----- RECORDS SHOWN

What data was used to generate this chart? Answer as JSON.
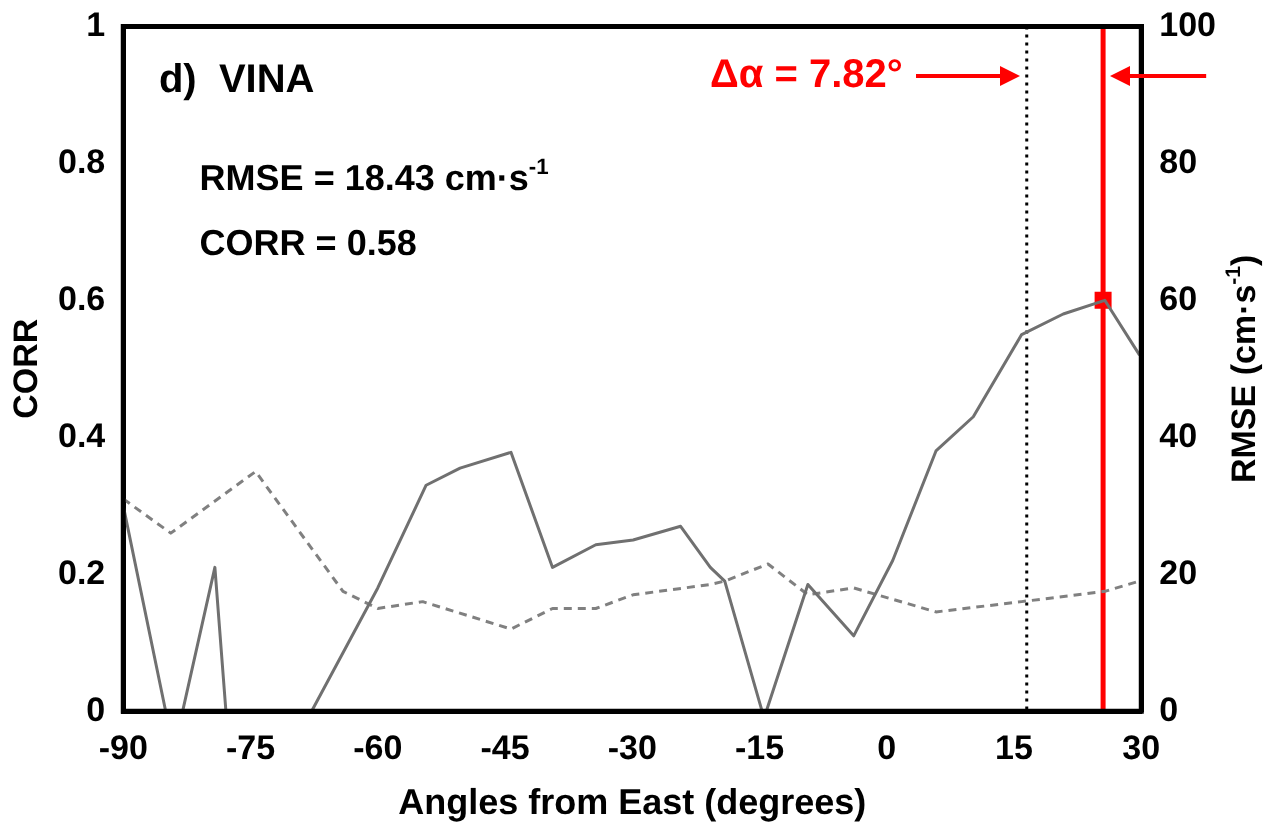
{
  "chart_data": {
    "type": "line",
    "xlabel": "Angles from East (degrees)",
    "ylabel": "CORR",
    "y2label": "RMSE (cm·s$^{-1}$)",
    "xlim": [
      -90,
      30
    ],
    "xticks": [
      -90,
      -75,
      -60,
      -45,
      -30,
      -15,
      0,
      15,
      30
    ],
    "ylim": [
      0,
      1
    ],
    "yticks": [
      0,
      0.2,
      0.4,
      0.6,
      0.8,
      1
    ],
    "y2lim": [
      0,
      100
    ],
    "y2ticks": [
      0,
      20,
      40,
      60,
      80,
      100
    ],
    "grid": false,
    "legend": false,
    "annotations": [
      "d)  VINA",
      "RMSE = 18.43 cm·s$^{-1}$",
      "CORR = 0.58",
      "Δα = 7.82°"
    ],
    "ref_lines": [
      {
        "axis": "x",
        "value": 16.5,
        "color": "#000000",
        "line_style": "dotted"
      },
      {
        "axis": "x",
        "value": 25.5,
        "color": "#ff0000",
        "line_style": "solid"
      }
    ],
    "series": [
      {
        "color": "#707070",
        "line_style": "solid",
        "marker": "none",
        "x": [
          -90,
          -85,
          -84,
          -83,
          -79.2,
          -77.9,
          -73,
          -67.8,
          -60,
          -54.3,
          -50.3,
          -44.3,
          -39.4,
          -34.3,
          -29.9,
          -24.3,
          -20.8,
          -19.1,
          -14.7,
          -14.2,
          -9.3,
          -3.9,
          0.7,
          5.8,
          10.2,
          15.9,
          20.8,
          25.7,
          29.8
        ],
        "values": [
          0.3,
          0,
          null,
          0,
          0.21,
          0,
          null,
          0,
          0.18,
          0.33,
          0.355,
          0.378,
          0.21,
          0.243,
          0.25,
          0.27,
          0.21,
          0.19,
          0,
          0,
          0.185,
          0.11,
          0.22,
          0.38,
          0.43,
          0.55,
          0.58,
          0.6,
          0.52
        ]
      },
      {
        "axis": "y2",
        "color": "#808080",
        "line_style": "dashed",
        "marker": "none",
        "x": [
          -90,
          -84.4,
          -74.4,
          -64.1,
          -60,
          -54.7,
          -44.3,
          -39.4,
          -34.3,
          -29.9,
          -20.8,
          -19.1,
          -14,
          -9.3,
          -3.9,
          5.8,
          15.9,
          25.7,
          29.8
        ],
        "values": [
          31,
          26,
          35,
          17.5,
          15,
          16,
          12,
          15,
          15,
          17,
          18.5,
          19,
          21.5,
          17,
          18,
          14.5,
          16,
          17.5,
          19
        ]
      },
      {
        "type": "scatter",
        "color": "#ff0000",
        "marker": "square",
        "x": [
          25.5
        ],
        "values": [
          0.6
        ]
      }
    ]
  }
}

----------

Examine the listing and say how many of its lines contain the string "color". Give the number alone.

* FINISHED EXERCISE
5